**Work instructions:**
Show every line where "this" occurs.

**Recorded data:**
■ ■ ■

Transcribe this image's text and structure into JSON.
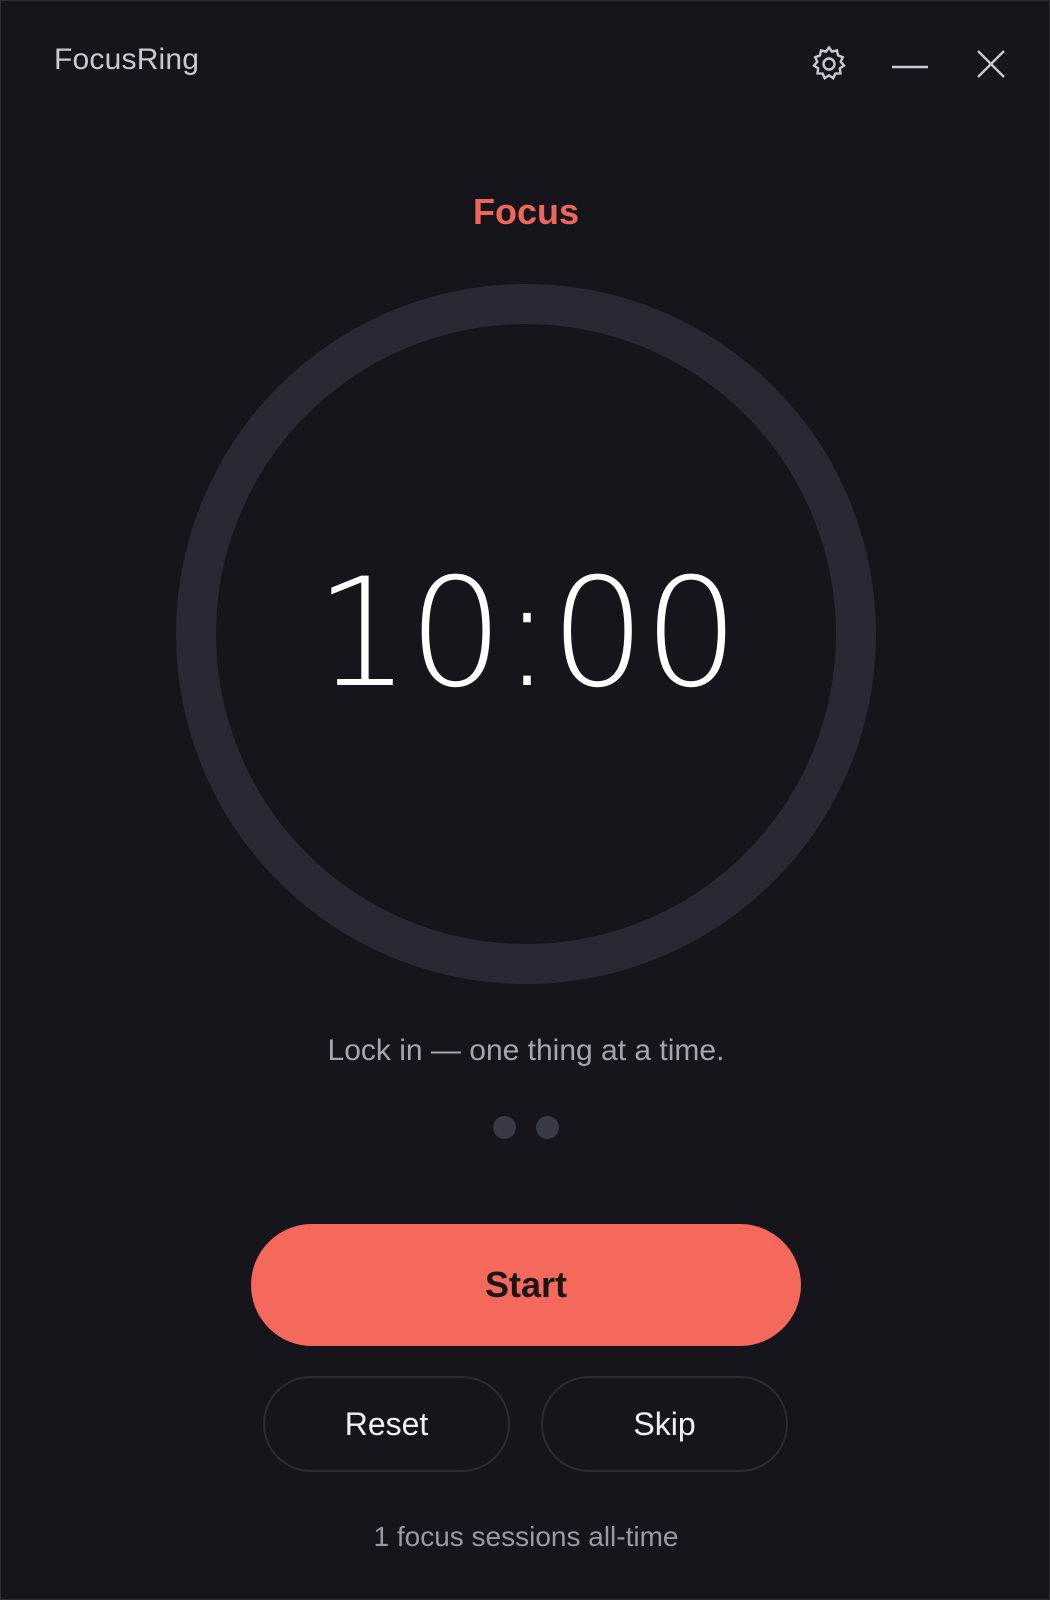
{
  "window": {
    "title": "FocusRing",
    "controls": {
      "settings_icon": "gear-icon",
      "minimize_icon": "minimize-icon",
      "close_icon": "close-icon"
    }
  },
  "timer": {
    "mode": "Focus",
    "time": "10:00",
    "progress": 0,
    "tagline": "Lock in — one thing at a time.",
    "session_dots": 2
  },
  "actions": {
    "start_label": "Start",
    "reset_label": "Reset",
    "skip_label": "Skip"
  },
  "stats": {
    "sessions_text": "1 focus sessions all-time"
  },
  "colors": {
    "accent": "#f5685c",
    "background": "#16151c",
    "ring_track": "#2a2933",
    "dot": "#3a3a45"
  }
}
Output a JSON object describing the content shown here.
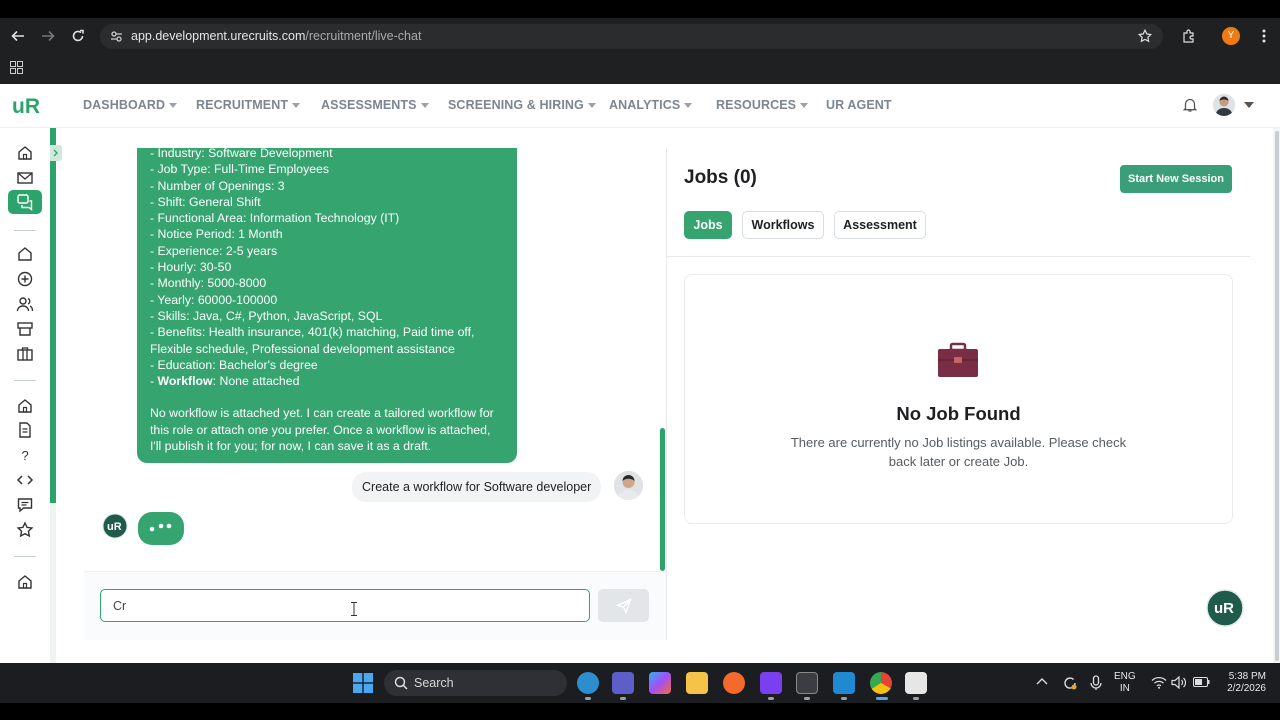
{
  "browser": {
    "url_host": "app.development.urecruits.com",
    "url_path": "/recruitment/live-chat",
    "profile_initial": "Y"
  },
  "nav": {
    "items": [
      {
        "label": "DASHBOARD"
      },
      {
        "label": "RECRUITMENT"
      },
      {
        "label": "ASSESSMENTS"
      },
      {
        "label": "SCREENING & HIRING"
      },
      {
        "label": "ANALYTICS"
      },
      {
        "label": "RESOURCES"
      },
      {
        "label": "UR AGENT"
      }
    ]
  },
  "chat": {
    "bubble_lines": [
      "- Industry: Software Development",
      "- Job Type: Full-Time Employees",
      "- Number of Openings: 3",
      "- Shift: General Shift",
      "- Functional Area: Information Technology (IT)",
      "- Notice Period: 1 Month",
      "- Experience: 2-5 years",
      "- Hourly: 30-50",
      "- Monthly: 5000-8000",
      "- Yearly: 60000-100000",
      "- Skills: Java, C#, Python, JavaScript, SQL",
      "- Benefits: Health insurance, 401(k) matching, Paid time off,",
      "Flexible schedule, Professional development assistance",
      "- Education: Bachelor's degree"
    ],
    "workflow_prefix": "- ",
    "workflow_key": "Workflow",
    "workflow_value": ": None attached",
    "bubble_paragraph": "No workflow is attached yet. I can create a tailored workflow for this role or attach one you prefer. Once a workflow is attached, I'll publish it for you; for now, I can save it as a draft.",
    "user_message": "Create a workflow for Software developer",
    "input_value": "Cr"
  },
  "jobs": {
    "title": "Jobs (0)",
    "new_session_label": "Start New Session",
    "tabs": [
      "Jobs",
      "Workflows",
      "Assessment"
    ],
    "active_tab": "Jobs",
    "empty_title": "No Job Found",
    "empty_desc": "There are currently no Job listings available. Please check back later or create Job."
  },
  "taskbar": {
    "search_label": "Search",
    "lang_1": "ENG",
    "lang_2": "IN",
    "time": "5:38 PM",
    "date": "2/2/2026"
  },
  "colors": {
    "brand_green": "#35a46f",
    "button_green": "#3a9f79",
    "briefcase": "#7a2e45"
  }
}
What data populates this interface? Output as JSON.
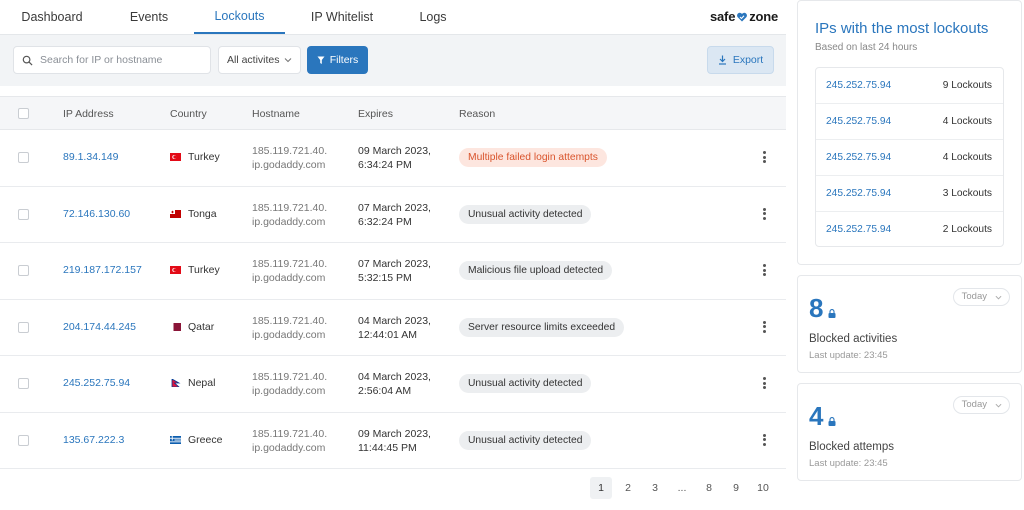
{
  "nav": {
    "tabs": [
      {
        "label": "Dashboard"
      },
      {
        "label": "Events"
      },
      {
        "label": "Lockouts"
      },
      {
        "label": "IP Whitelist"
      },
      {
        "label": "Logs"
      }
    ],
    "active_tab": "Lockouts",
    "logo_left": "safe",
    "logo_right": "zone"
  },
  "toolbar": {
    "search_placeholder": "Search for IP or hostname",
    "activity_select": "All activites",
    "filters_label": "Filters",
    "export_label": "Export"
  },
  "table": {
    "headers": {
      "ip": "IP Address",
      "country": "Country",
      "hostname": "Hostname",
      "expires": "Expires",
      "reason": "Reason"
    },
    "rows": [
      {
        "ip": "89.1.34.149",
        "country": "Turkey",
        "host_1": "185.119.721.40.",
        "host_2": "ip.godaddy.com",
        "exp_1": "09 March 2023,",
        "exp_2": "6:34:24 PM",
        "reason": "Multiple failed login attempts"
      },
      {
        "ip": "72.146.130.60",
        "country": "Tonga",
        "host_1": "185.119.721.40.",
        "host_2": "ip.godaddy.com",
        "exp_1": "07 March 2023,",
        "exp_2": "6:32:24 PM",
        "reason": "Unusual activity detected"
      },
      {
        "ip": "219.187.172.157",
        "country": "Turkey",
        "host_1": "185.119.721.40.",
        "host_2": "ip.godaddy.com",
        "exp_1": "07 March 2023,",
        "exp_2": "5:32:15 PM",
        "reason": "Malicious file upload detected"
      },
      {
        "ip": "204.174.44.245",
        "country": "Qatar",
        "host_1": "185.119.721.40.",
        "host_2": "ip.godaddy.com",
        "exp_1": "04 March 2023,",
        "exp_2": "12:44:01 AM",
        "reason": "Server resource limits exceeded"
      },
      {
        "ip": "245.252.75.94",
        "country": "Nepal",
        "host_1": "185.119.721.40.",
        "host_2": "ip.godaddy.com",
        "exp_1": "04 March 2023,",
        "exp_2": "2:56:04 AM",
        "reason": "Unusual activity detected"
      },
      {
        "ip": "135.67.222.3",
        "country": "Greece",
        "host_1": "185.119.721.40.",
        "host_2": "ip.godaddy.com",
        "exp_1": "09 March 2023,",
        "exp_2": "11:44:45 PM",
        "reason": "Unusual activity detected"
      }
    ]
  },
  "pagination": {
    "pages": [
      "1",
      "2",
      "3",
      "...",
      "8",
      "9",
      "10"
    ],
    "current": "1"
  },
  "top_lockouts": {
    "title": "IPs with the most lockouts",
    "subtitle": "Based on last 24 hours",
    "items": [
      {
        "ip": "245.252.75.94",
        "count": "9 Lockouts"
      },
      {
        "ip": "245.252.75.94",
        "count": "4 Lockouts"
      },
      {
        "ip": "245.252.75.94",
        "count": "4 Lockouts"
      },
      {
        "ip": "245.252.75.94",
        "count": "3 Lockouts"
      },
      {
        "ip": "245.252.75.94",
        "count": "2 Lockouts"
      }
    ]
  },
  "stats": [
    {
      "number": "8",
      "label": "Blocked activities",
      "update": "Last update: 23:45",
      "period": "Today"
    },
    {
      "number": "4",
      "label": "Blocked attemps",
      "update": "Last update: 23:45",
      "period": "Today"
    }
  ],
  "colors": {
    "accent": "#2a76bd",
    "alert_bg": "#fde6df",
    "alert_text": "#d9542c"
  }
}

■ ■ ■

**Task answer:**
Transcribe this image's text and structure into JSON.
    "bubble_paragraph": "No workflow is attached yet. I can create a tailored workflow for this role or attach one you prefer. Once a workflow is attached, I'll publish it for you; for now, I can save it as a draft.",
What data populates this interface? Output as JSON.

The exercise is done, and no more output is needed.